_WHAT IS BEING ASKED:_
Repeat, exactly and in full, the lines of the listing below, but without any pictures.

Dataset rows about figures
>> START

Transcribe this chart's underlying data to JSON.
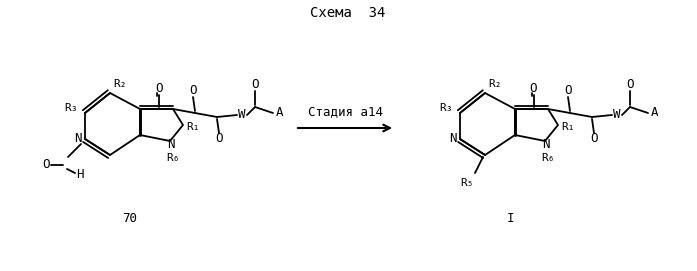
{
  "title": "Схема  34",
  "background_color": "#ffffff",
  "line_color": "#000000",
  "text_color": "#000000",
  "font_size": 9,
  "arrow_label": "Стадия а14",
  "compound_left_label": "70",
  "compound_right_label": "I",
  "lw": 1.3
}
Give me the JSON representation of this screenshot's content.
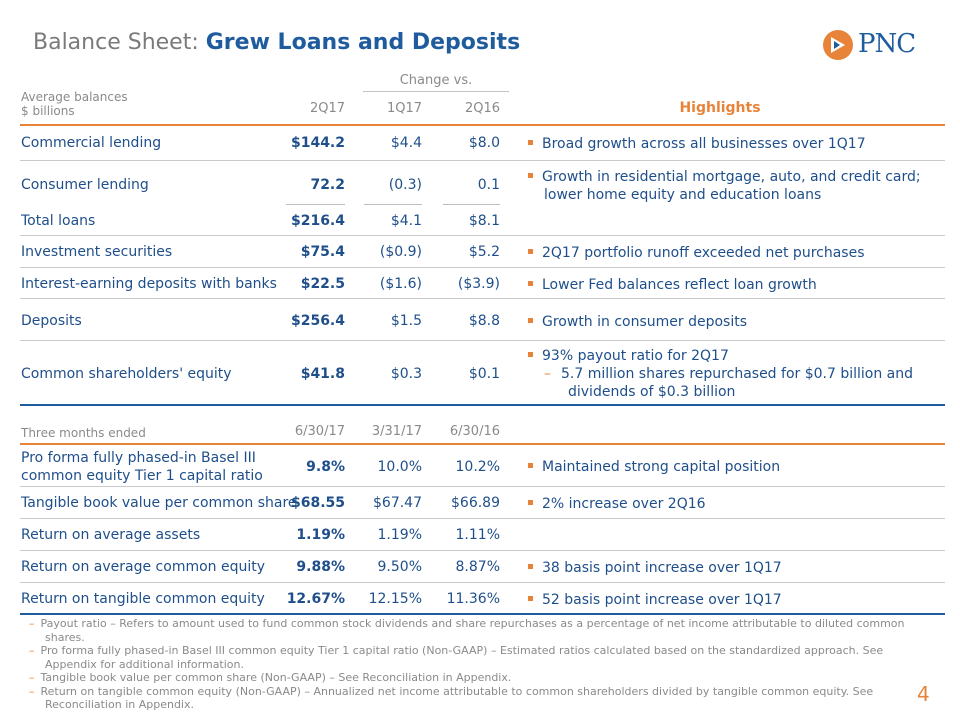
{
  "title": {
    "prefix": "Balance Sheet: ",
    "main": "Grew Loans and Deposits"
  },
  "logo": {
    "text": "PNC",
    "icon": "pnc-logo-icon",
    "color": "#e8843a"
  },
  "table1": {
    "header": {
      "row_label_1": "Average balances",
      "row_label_2": "$ billions",
      "col1": "2Q17",
      "change_vs": "Change vs.",
      "col2": "1Q17",
      "col3": "2Q16",
      "highlights": "Highlights"
    },
    "rows": [
      {
        "label": "Commercial lending",
        "v1": "$144.2",
        "v2": "$4.4",
        "v3": "$8.0",
        "highlight": "Broad growth across all businesses over 1Q17"
      },
      {
        "label": "Consumer lending",
        "v1": "72.2",
        "v2": "(0.3)",
        "v3": "0.1",
        "highlight": "Growth in residential mortgage, auto, and credit card; lower home equity and education loans"
      },
      {
        "label": "Total loans",
        "v1": "$216.4",
        "v2": "$4.1",
        "v3": "$8.1",
        "highlight": ""
      },
      {
        "label": "Investment securities",
        "v1": "$75.4",
        "v2": "($0.9)",
        "v3": "$5.2",
        "highlight": "2Q17 portfolio runoff exceeded net purchases"
      },
      {
        "label": "Interest-earning deposits with banks",
        "v1": "$22.5",
        "v2": "($1.6)",
        "v3": "($3.9)",
        "highlight": "Lower Fed balances reflect loan growth"
      },
      {
        "label": "Deposits",
        "v1": "$256.4",
        "v2": "$1.5",
        "v3": "$8.8",
        "highlight": "Growth in consumer deposits"
      },
      {
        "label": "Common shareholders' equity",
        "v1": "$41.8",
        "v2": "$0.3",
        "v3": "$0.1",
        "highlight": "93% payout ratio for 2Q17",
        "sub_highlight": "5.7 million shares repurchased for $0.7 billion and dividends of $0.3 billion"
      }
    ]
  },
  "table2": {
    "header": {
      "row_label": "Three months ended",
      "col1": "6/30/17",
      "col2": "3/31/17",
      "col3": "6/30/16"
    },
    "rows": [
      {
        "label_1": "Pro forma fully phased-in Basel III",
        "label_2": "common equity Tier 1 capital ratio",
        "v1": "9.8%",
        "v2": "10.0%",
        "v3": "10.2%",
        "highlight": "Maintained strong capital position"
      },
      {
        "label": "Tangible book value per common share",
        "v1": "$68.55",
        "v2": "$67.47",
        "v3": "$66.89",
        "highlight": "2% increase over 2Q16"
      },
      {
        "label": "Return on average assets",
        "v1": "1.19%",
        "v2": "1.19%",
        "v3": "1.11%",
        "highlight": ""
      },
      {
        "label": "Return on average common equity",
        "v1": "9.88%",
        "v2": "9.50%",
        "v3": "8.87%",
        "highlight": "38 basis point increase over 1Q17"
      },
      {
        "label": "Return on tangible common equity",
        "v1": "12.67%",
        "v2": "12.15%",
        "v3": "11.36%",
        "highlight": "52 basis point increase over 1Q17"
      }
    ]
  },
  "footnotes": [
    "Payout ratio – Refers to amount used to fund common stock dividends and share repurchases as a percentage of net income attributable to diluted common shares.",
    "Pro forma fully phased-in Basel III common equity Tier 1 capital ratio (Non-GAAP) – Estimated ratios calculated based on the standardized approach. See Appendix for additional information.",
    "Tangible book value per common share (Non-GAAP) – See Reconciliation in Appendix.",
    "Return on tangible common equity (Non-GAAP) – Annualized net income attributable to common shareholders divided by tangible common equity.  See Reconciliation in Appendix."
  ],
  "page_number": "4",
  "colors": {
    "accent": "#e8843a",
    "brand": "#1f5c9e",
    "text": "#1f4f8a",
    "muted": "#8a8a8a"
  }
}
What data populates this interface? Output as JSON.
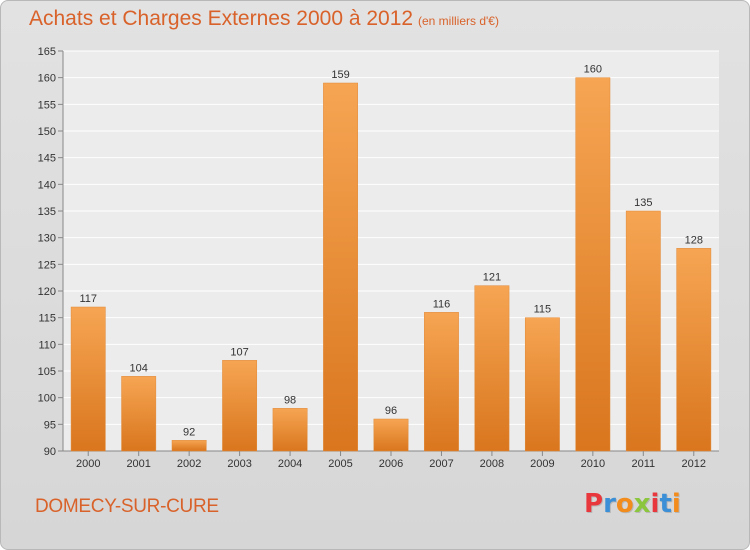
{
  "header": {
    "title": "Achats et Charges Externes 2000 à 2012",
    "subtitle": "(en milliers d'€)"
  },
  "footer": {
    "commune": "DOMECY-SUR-CURE",
    "brand_letters": [
      {
        "char": "P",
        "color": "#e8383d"
      },
      {
        "char": "r",
        "color": "#3a8fd6"
      },
      {
        "char": "o",
        "color": "#f28c1c"
      },
      {
        "char": "x",
        "color": "#8cc63e"
      },
      {
        "char": "i",
        "color": "#e8383d"
      },
      {
        "char": "t",
        "color": "#3a8fd6"
      },
      {
        "char": "i",
        "color": "#f28c1c"
      }
    ]
  },
  "colors": {
    "bar_light": "#f6a553",
    "bar_dark": "#d9761e",
    "grid": "#ffffff",
    "plot_bg": "#ececec"
  },
  "chart_data": {
    "type": "bar",
    "title": "Achats et Charges Externes 2000 à 2012",
    "subtitle": "(en milliers d'€)",
    "xlabel": "",
    "ylabel": "",
    "categories": [
      "2000",
      "2001",
      "2002",
      "2003",
      "2004",
      "2005",
      "2006",
      "2007",
      "2008",
      "2009",
      "2010",
      "2011",
      "2012"
    ],
    "values": [
      117,
      104,
      92,
      107,
      98,
      159,
      96,
      116,
      121,
      115,
      160,
      135,
      128
    ],
    "data_labels": [
      "117",
      "104",
      "92",
      "107",
      "98",
      "159",
      "96",
      "116",
      "121",
      "115",
      "160",
      "135",
      "128"
    ],
    "ylim": [
      90,
      165
    ],
    "yticks": [
      90,
      95,
      100,
      105,
      110,
      115,
      120,
      125,
      130,
      135,
      140,
      145,
      150,
      155,
      160,
      165
    ],
    "grid": true,
    "legend": "none"
  }
}
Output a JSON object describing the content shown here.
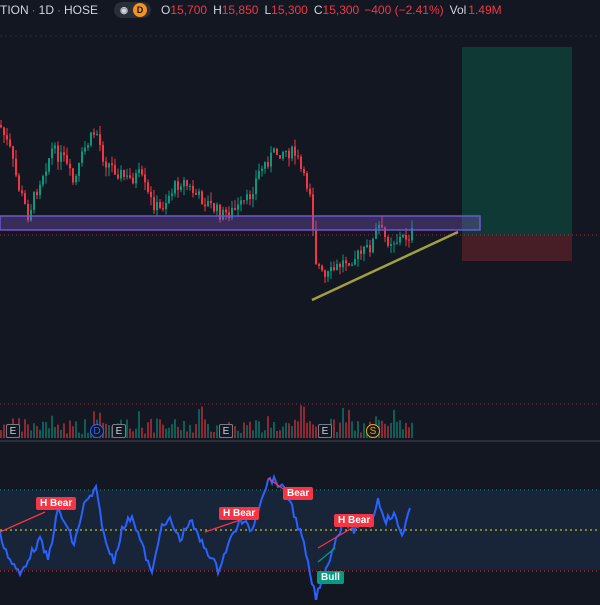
{
  "header": {
    "symbol": "TION",
    "interval": "1D",
    "exchange": "HOSE",
    "sep": "·",
    "badge_d": "D",
    "open_label": "O",
    "open": "15,700",
    "high_label": "H",
    "high": "15,850",
    "low_label": "L",
    "low": "15,300",
    "close_label": "C",
    "close": "15,300",
    "change": "−400 (−2.41%)",
    "vol_label": "Vol",
    "vol": "1.49M"
  },
  "events": {
    "earnings": "E",
    "dividend": "D",
    "split": "S"
  },
  "signals": {
    "h_bear": "H Bear",
    "bear": "Bear",
    "bull": "Bull"
  },
  "colors": {
    "background": "#131722",
    "up": "#089981",
    "down": "#f23645",
    "zone": "#7e57c2",
    "trendline": "#a0a040",
    "osc_line": "#2962ff",
    "dotted_mid": "#e6e600",
    "dotted_bound": "#f23645"
  }
}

>> END

_ANSWER BELOW:_
Transcribe this chart's underlying data to JSON.
{
  "title": "Схема  34",
  "background_color": "#ffffff",
  "line_color": "#000000",
  "text_color": "#000000",
  "font_size": 9,
  "arrow_label": "Стадия а14",
  "compound_left_label": "70",
  "compound_right_label": "I",
  "lw": 1.3
}
Give me the JSON representation of this screenshot's content.
{
  "title": {
    "prefix": "Balance Sheet: ",
    "main": "Grew Loans and Deposits"
  },
  "logo": {
    "text": "PNC",
    "icon": "pnc-logo-icon",
    "color": "#e8843a"
  },
  "table1": {
    "header": {
      "row_label_1": "Average balances",
      "row_label_2": "$ billions",
      "col1": "2Q17",
      "change_vs": "Change vs.",
      "col2": "1Q17",
      "col3": "2Q16",
      "highlights": "Highlights"
    },
    "rows": [
      {
        "label": "Commercial lending",
        "v1": "$144.2",
        "v2": "$4.4",
        "v3": "$8.0",
        "highlight": "Broad growth across all businesses over 1Q17"
      },
      {
        "label": "Consumer lending",
        "v1": "72.2",
        "v2": "(0.3)",
        "v3": "0.1",
        "highlight": "Growth in residential mortgage, auto, and credit card; lower home equity and education loans"
      },
      {
        "label": "Total loans",
        "v1": "$216.4",
        "v2": "$4.1",
        "v3": "$8.1",
        "highlight": ""
      },
      {
        "label": "Investment securities",
        "v1": "$75.4",
        "v2": "($0.9)",
        "v3": "$5.2",
        "highlight": "2Q17 portfolio runoff exceeded net purchases"
      },
      {
        "label": "Interest-earning deposits with banks",
        "v1": "$22.5",
        "v2": "($1.6)",
        "v3": "($3.9)",
        "highlight": "Lower Fed balances reflect loan growth"
      },
      {
        "label": "Deposits",
        "v1": "$256.4",
        "v2": "$1.5",
        "v3": "$8.8",
        "highlight": "Growth in consumer deposits"
      },
      {
        "label": "Common shareholders' equity",
        "v1": "$41.8",
        "v2": "$0.3",
        "v3": "$0.1",
        "highlight": "93% payout ratio for 2Q17",
        "sub_highlight": "5.7 million shares repurchased for $0.7 billion and dividends of $0.3 billion"
      }
    ]
  },
  "table2": {
    "header": {
      "row_label": "Three months ended",
      "col1": "6/30/17",
      "col2": "3/31/17",
      "col3": "6/30/16"
    },
    "rows": [
      {
        "label_1": "Pro forma fully phased-in Basel III",
        "label_2": "common equity Tier 1 capital ratio",
        "v1": "9.8%",
        "v2": "10.0%",
        "v3": "10.2%",
        "highlight": "Maintained strong capital position"
      },
      {
        "label": "Tangible book value per common share",
        "v1": "$68.55",
        "v2": "$67.47",
        "v3": "$66.89",
        "highlight": "2% increase over 2Q16"
      },
      {
        "label": "Return on average assets",
        "v1": "1.19%",
        "v2": "1.19%",
        "v3": "1.11%",
        "highlight": ""
      },
      {
        "label": "Return on average common equity",
        "v1": "9.88%",
        "v2": "9.50%",
        "v3": "8.87%",
        "highlight": "38 basis point increase over 1Q17"
      },
      {
        "label": "Return on tangible common equity",
        "v1": "12.67%",
        "v2": "12.15%",
        "v3": "11.36%",
        "highlight": "52 basis point increase over 1Q17"
      }
    ]
  },
  "footnotes": [
    "Payout ratio – Refers to amount used to fund common stock dividends and share repurchases as a percentage of net income attributable to diluted common shares.",
    "Pro forma fully phased-in Basel III common equity Tier 1 capital ratio (Non-GAAP) – Estimated ratios calculated based on the standardized approach. See Appendix for additional information.",
    "Tangible book value per common share (Non-GAAP) – See Reconciliation in Appendix.",
    "Return on tangible common equity (Non-GAAP) – Annualized net income attributable to common shareholders divided by tangible common equity.  See Reconciliation in Appendix."
  ],
  "page_number": "4",
  "colors": {
    "accent": "#e8843a",
    "brand": "#1f5c9e",
    "text": "#1f4f8a",
    "muted": "#8a8a8a"
  }
}
What data populates this interface? Output as JSON.
{
  "header": {
    "title": "Achats et Charges Externes 2000 à 2012",
    "subtitle": "(en milliers d'€)"
  },
  "footer": {
    "commune": "DOMECY-SUR-CURE",
    "brand_letters": [
      {
        "char": "P",
        "color": "#e8383d"
      },
      {
        "char": "r",
        "color": "#3a8fd6"
      },
      {
        "char": "o",
        "color": "#f28c1c"
      },
      {
        "char": "x",
        "color": "#8cc63e"
      },
      {
        "char": "i",
        "color": "#e8383d"
      },
      {
        "char": "t",
        "color": "#3a8fd6"
      },
      {
        "char": "i",
        "color": "#f28c1c"
      }
    ]
  },
  "colors": {
    "bar_light": "#f6a553",
    "bar_dark": "#d9761e",
    "grid": "#ffffff",
    "plot_bg": "#ececec"
  },
  "chart_data": {
    "type": "bar",
    "title": "Achats et Charges Externes 2000 à 2012",
    "subtitle": "(en milliers d'€)",
    "xlabel": "",
    "ylabel": "",
    "categories": [
      "2000",
      "2001",
      "2002",
      "2003",
      "2004",
      "2005",
      "2006",
      "2007",
      "2008",
      "2009",
      "2010",
      "2011",
      "2012"
    ],
    "values": [
      117,
      104,
      92,
      107,
      98,
      159,
      96,
      116,
      121,
      115,
      160,
      135,
      128
    ],
    "data_labels": [
      "117",
      "104",
      "92",
      "107",
      "98",
      "159",
      "96",
      "116",
      "121",
      "115",
      "160",
      "135",
      "128"
    ],
    "ylim": [
      90,
      165
    ],
    "yticks": [
      90,
      95,
      100,
      105,
      110,
      115,
      120,
      125,
      130,
      135,
      140,
      145,
      150,
      155,
      160,
      165
    ],
    "grid": true,
    "legend": "none"
  }
}
Output a JSON object describing the content shown here.
{
  "header": {
    "symbol": "TION",
    "interval": "1D",
    "exchange": "HOSE",
    "sep": "·",
    "badge_d": "D",
    "open_label": "O",
    "open": "15,700",
    "high_label": "H",
    "high": "15,850",
    "low_label": "L",
    "low": "15,300",
    "close_label": "C",
    "close": "15,300",
    "change": "−400 (−2.41%)",
    "vol_label": "Vol",
    "vol": "1.49M"
  },
  "events": {
    "earnings": "E",
    "dividend": "D",
    "split": "S"
  },
  "signals": {
    "h_bear": "H Bear",
    "bear": "Bear",
    "bull": "Bull"
  },
  "colors": {
    "background": "#131722",
    "up": "#089981",
    "down": "#f23645",
    "zone": "#7e57c2",
    "trendline": "#a0a040",
    "osc_line": "#2962ff",
    "dotted_mid": "#e6e600",
    "dotted_bound": "#f23645"
  }
}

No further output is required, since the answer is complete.